## Problem to solve
Sort through the data and copy the lines holding the word "hydro".

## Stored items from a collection
■ ■ ■ ■ ■ ■ ■

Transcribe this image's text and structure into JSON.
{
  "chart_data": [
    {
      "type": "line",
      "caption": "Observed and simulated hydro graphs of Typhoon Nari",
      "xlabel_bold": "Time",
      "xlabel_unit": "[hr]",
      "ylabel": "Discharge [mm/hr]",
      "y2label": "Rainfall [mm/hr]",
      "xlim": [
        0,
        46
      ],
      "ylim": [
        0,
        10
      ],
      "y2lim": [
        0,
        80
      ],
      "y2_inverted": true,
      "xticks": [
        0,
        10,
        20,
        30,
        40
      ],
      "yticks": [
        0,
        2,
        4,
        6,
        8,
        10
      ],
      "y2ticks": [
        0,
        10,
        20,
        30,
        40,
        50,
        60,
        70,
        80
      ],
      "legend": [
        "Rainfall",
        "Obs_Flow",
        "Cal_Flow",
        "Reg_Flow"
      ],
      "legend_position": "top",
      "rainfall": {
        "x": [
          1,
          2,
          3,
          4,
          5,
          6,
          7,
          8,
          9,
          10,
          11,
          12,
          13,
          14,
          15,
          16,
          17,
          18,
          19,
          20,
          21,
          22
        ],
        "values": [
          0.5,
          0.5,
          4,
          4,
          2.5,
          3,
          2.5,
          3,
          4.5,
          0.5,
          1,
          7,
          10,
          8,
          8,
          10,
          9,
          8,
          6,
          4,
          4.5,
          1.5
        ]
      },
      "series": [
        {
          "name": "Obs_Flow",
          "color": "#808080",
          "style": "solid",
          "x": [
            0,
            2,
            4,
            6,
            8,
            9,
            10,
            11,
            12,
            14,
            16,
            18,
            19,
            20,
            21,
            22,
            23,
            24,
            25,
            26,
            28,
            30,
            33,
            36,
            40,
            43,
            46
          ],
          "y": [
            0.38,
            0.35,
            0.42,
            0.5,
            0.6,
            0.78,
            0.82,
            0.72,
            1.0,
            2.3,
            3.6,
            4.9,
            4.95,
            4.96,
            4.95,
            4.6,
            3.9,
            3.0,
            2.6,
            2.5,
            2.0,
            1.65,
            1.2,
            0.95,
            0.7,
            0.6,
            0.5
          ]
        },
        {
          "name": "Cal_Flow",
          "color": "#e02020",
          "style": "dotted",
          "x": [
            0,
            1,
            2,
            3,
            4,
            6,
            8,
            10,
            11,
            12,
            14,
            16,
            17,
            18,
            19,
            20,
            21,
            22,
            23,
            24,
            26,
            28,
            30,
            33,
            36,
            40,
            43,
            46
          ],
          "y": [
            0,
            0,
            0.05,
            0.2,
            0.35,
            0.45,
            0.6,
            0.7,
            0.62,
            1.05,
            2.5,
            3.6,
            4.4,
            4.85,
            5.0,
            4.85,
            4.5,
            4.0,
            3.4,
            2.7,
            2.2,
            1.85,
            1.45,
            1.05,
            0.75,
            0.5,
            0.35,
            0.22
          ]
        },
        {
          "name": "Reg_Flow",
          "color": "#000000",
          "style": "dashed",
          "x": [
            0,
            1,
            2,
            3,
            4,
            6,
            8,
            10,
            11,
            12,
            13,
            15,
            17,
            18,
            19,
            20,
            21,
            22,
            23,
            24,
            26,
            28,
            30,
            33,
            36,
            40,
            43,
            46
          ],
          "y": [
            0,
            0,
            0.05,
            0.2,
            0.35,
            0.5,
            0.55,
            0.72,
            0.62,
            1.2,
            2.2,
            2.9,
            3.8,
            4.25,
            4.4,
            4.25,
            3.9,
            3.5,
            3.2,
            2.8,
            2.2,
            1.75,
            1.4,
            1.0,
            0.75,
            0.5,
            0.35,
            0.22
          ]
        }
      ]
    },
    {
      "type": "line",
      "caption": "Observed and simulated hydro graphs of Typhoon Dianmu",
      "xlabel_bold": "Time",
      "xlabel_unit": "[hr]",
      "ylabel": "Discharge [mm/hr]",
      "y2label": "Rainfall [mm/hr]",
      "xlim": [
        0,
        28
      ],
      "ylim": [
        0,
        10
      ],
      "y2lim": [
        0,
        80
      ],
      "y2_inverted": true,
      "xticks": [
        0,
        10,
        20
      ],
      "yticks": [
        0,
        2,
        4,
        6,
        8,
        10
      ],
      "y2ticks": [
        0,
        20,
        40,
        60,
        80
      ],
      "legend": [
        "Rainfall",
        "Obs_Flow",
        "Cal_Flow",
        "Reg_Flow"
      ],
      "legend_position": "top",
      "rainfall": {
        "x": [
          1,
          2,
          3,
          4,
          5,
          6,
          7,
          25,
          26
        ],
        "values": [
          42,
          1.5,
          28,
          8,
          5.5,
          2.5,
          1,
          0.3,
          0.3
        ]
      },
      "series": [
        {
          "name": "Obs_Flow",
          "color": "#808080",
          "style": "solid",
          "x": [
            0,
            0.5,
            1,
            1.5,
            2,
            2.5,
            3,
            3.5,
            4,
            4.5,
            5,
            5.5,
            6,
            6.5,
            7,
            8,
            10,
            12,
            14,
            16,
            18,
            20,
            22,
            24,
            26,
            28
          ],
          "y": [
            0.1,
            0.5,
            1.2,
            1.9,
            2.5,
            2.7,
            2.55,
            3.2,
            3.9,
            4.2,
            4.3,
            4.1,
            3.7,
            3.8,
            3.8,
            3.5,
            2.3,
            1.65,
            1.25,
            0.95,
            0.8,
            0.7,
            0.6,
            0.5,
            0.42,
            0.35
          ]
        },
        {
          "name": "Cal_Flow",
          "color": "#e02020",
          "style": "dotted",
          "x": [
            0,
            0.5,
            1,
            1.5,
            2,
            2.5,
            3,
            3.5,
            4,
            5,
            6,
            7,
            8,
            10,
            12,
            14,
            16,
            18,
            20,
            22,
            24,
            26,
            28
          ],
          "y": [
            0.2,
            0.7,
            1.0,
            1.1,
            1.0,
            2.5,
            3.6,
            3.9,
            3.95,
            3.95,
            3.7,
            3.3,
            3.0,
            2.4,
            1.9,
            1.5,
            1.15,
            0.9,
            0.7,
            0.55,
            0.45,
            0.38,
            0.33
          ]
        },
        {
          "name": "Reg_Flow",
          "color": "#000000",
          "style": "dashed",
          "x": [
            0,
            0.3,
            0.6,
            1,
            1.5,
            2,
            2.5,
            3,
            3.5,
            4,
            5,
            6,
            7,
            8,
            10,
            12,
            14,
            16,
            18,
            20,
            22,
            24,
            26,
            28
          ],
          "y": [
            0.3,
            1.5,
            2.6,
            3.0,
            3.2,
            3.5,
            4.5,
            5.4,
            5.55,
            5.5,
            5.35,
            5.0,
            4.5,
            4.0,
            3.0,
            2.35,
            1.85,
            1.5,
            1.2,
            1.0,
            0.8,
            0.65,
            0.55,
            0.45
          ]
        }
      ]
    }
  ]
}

■ ■ ■ ■ ■ ■ ■

## Correct output
      "caption": "Observed and simulated hydro graphs of Typhoon Nari",
      "caption": "Observed and simulated hydro graphs of Typhoon Dianmu",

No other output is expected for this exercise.